YOUR TASK - Leave out the pictures, then reproduce the rest of the material exactly.

SUPPLIED DATA -
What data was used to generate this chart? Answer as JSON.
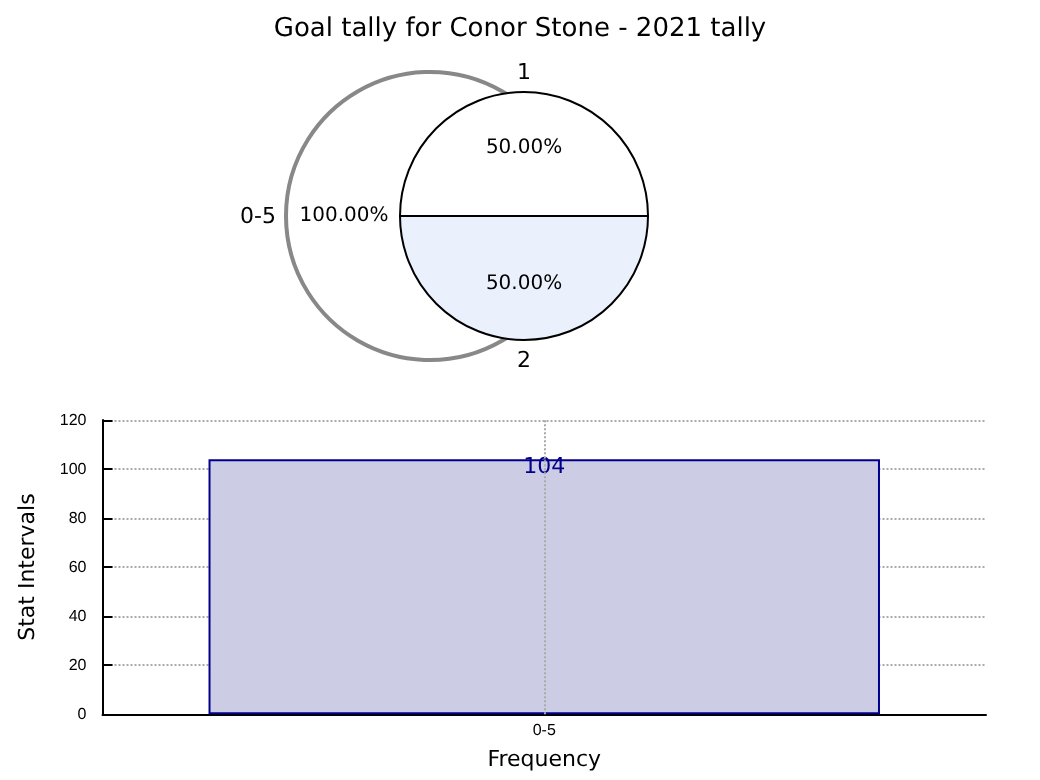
{
  "chart_data": [
    {
      "type": "pie",
      "title": "Goal tally for Conor Stone - 2021 tally",
      "categories": [
        "1",
        "2"
      ],
      "values": [
        50,
        50
      ],
      "colors": [
        "#ffffff",
        "#eaf0fc"
      ],
      "value_labels": [
        "50.00%",
        "50.00%"
      ]
    },
    {
      "type": "pie",
      "categories": [
        "0-5"
      ],
      "values": [
        100
      ],
      "colors": [
        "#ffffff"
      ],
      "value_labels": [
        "100.00%"
      ]
    },
    {
      "type": "bar",
      "categories": [
        "0-5"
      ],
      "values": [
        104
      ],
      "color": "#cccce4",
      "xlabel": "Frequency",
      "ylabel": "Stat Intervals",
      "ylim": [
        0,
        120
      ],
      "yticks": [
        0,
        20,
        40,
        60,
        80,
        100,
        120
      ],
      "grid": true,
      "data_labels": true
    }
  ]
}
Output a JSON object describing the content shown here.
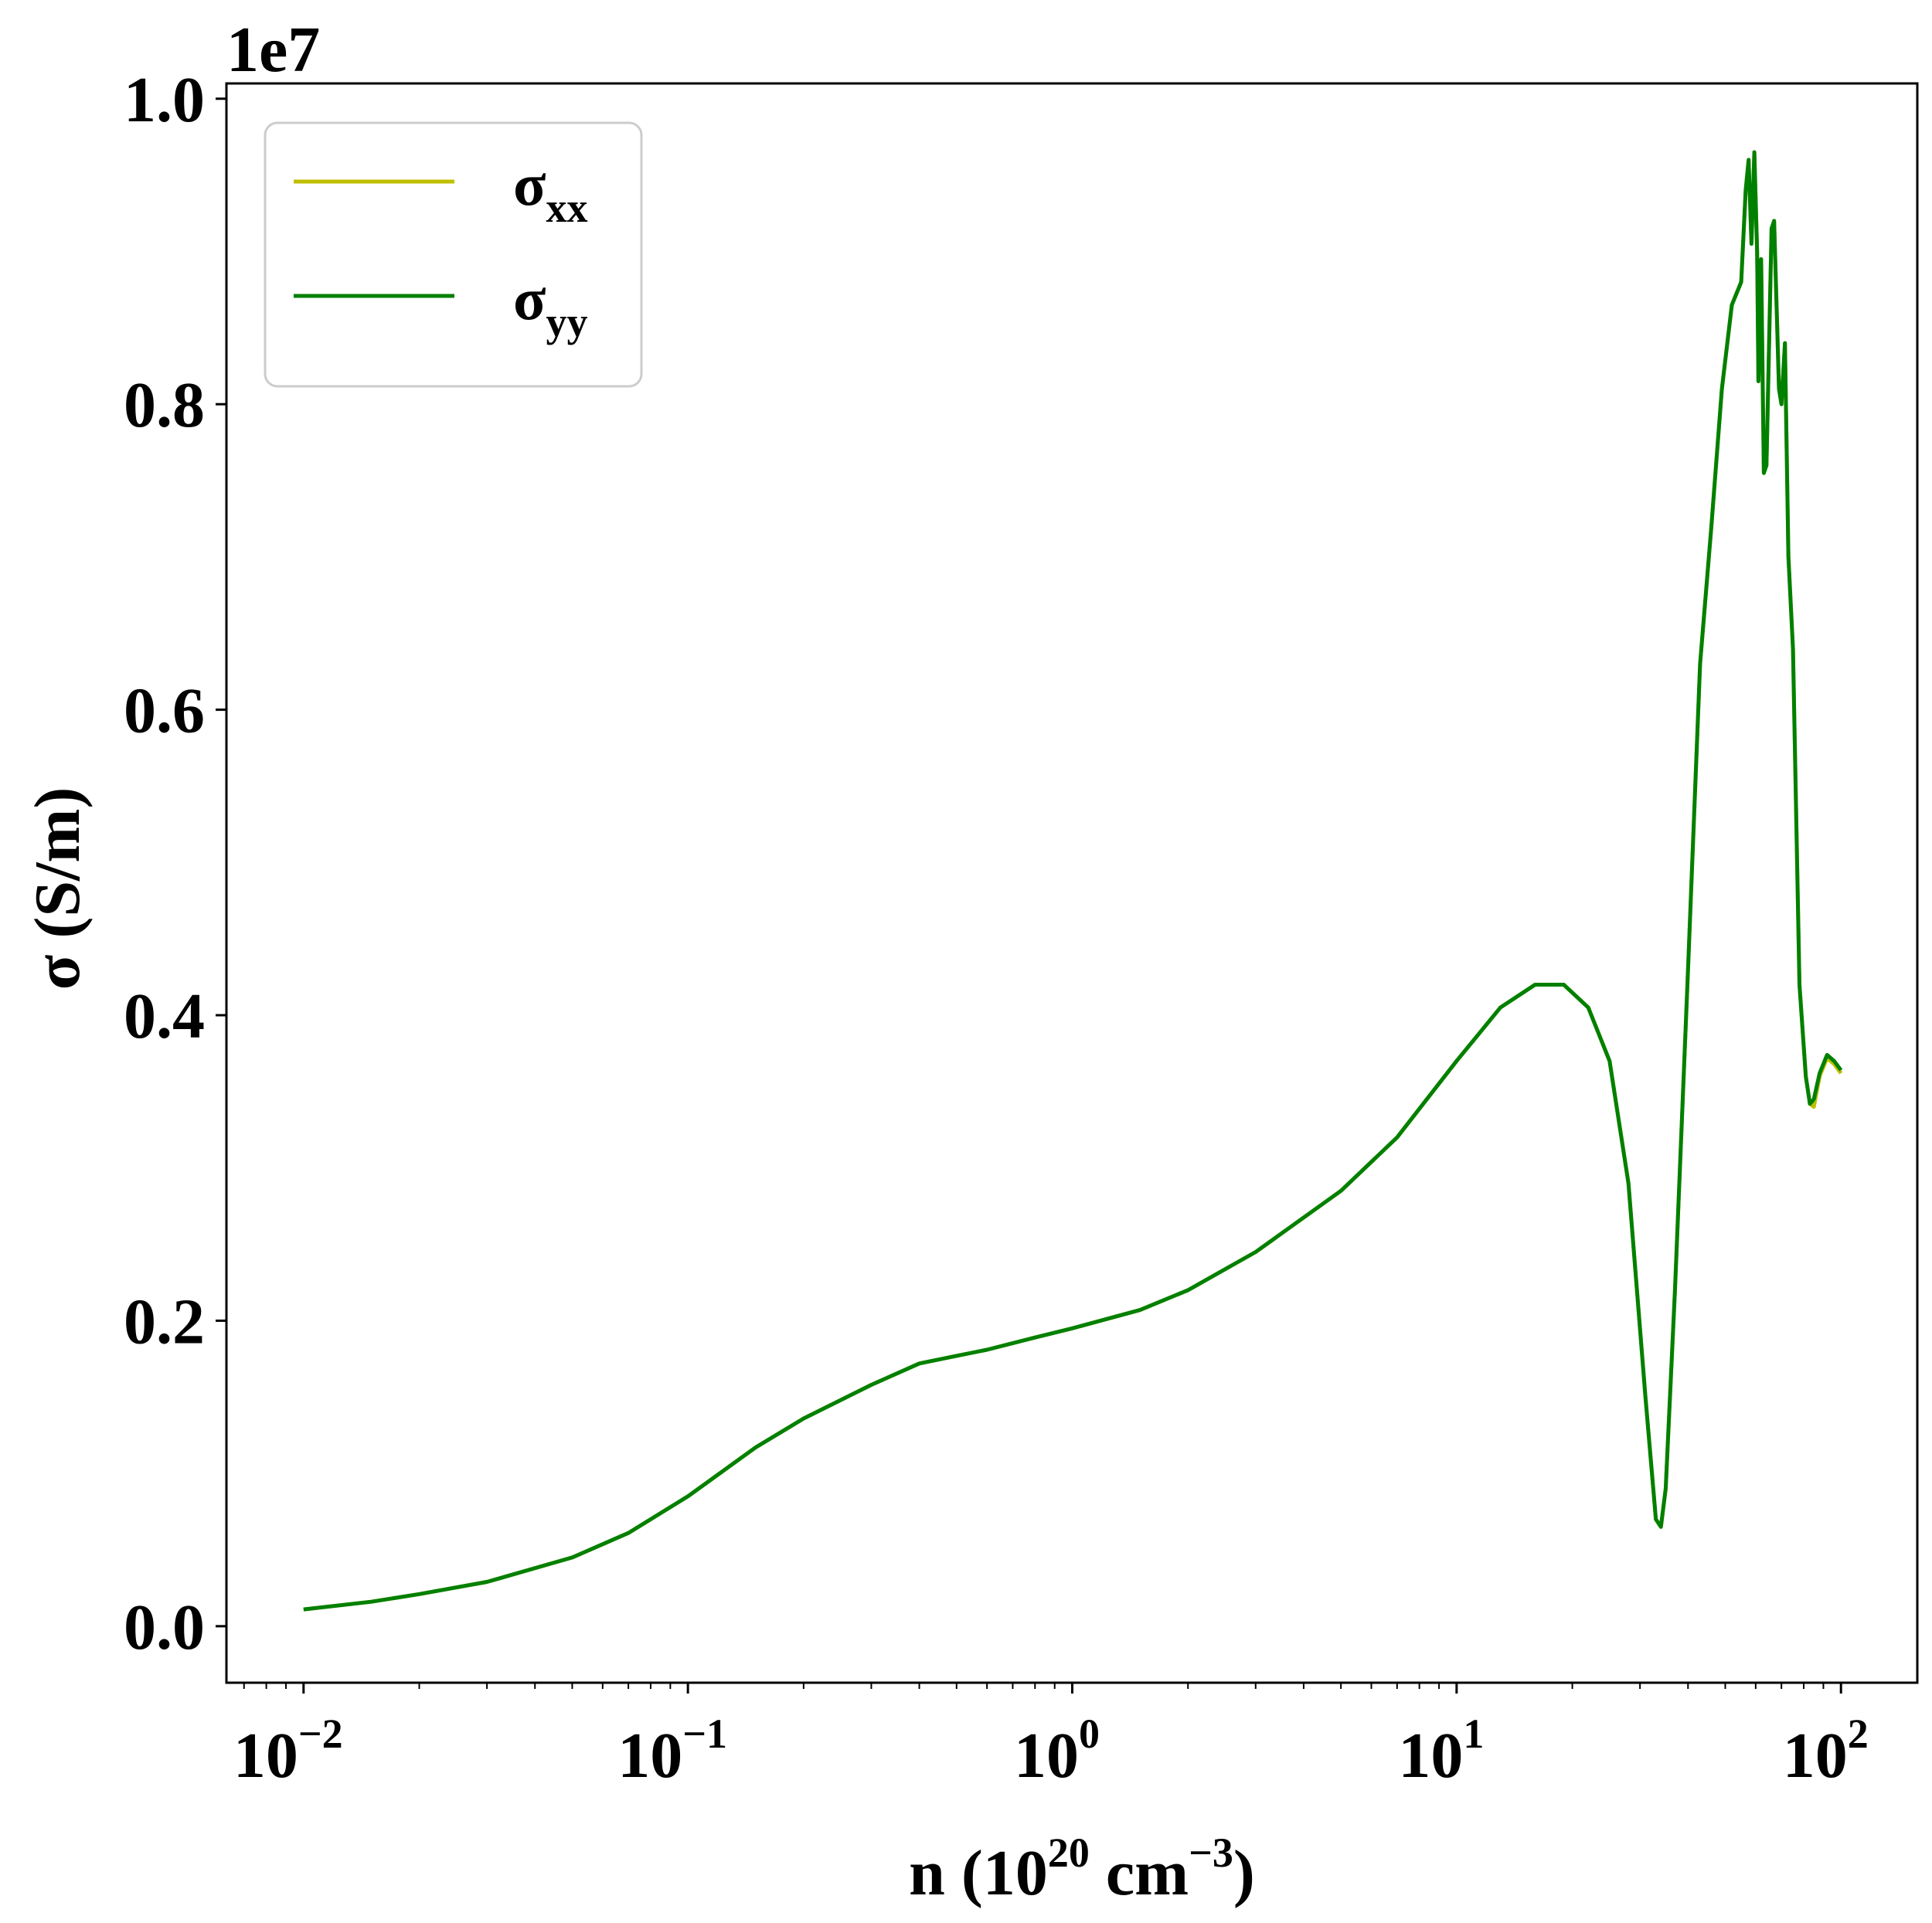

FINISHED TASK -
What data was used to generate this chart? Answer as JSON.
{
  "chart_data": [
    {
      "type": "pie",
      "title": "Goal tally for Conor Stone - 2021 tally",
      "categories": [
        "1",
        "2"
      ],
      "values": [
        50,
        50
      ],
      "colors": [
        "#ffffff",
        "#eaf0fc"
      ],
      "value_labels": [
        "50.00%",
        "50.00%"
      ]
    },
    {
      "type": "pie",
      "categories": [
        "0-5"
      ],
      "values": [
        100
      ],
      "colors": [
        "#ffffff"
      ],
      "value_labels": [
        "100.00%"
      ]
    },
    {
      "type": "bar",
      "categories": [
        "0-5"
      ],
      "values": [
        104
      ],
      "color": "#cccce4",
      "xlabel": "Frequency",
      "ylabel": "Stat Intervals",
      "ylim": [
        0,
        120
      ],
      "yticks": [
        0,
        20,
        40,
        60,
        80,
        100,
        120
      ],
      "grid": true,
      "data_labels": true
    }
  ]
}
Output a JSON object describing the content shown here.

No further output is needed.